:: Data provided ::
[Start]

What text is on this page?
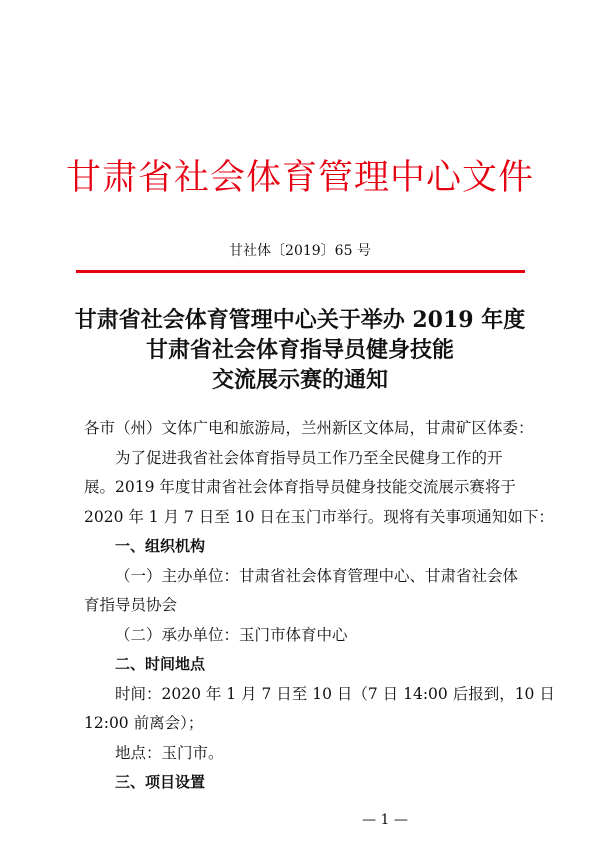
甘肃省社会体育管理中心文件
甘社体〔2019〕65 号
甘肃省社会体育管理中心关于举办 2019 年度
甘肃省社会体育指导员健身技能
交流展示赛的通知
各市（州）文体广电和旅游局，兰州新区文体局，甘肃矿区体委：
为了促进我省社会体育指导员工作乃至全民健身工作的开
展。2019 年度甘肃省社会体育指导员健身技能交流展示赛将于
2020 年 1 月 7 日至 10 日在玉门市举行。现将有关事项通知如下：
一、组织机构
（一）主办单位：甘肃省社会体育管理中心、甘肃省社会体
育指导员协会
（二）承办单位：玉门市体育中心
二、时间地点
时间：2020 年 1 月 7 日至 10 日（7 日 14:00 后报到，10 日
12:00 前离会）；
地点：玉门市。
三、项目设置
— 1 —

[End]

:: Aim ::
Write the listing out a second time exactly, dropping all images.

:: Written solution ::
What text is on this page?
甘肃省社会体育管理中心文件
甘社体〔2019〕65 号
甘肃省社会体育管理中心关于举办 2019 年度
甘肃省社会体育指导员健身技能
交流展示赛的通知
各市（州）文体广电和旅游局，兰州新区文体局，甘肃矿区体委：
为了促进我省社会体育指导员工作乃至全民健身工作的开
展。2019 年度甘肃省社会体育指导员健身技能交流展示赛将于
2020 年 1 月 7 日至 10 日在玉门市举行。现将有关事项通知如下：
一、组织机构
（一）主办单位：甘肃省社会体育管理中心、甘肃省社会体
育指导员协会
（二）承办单位：玉门市体育中心
二、时间地点
时间：2020 年 1 月 7 日至 10 日（7 日 14:00 后报到，10 日
12:00 前离会）；
地点：玉门市。
三、项目设置
— 1 —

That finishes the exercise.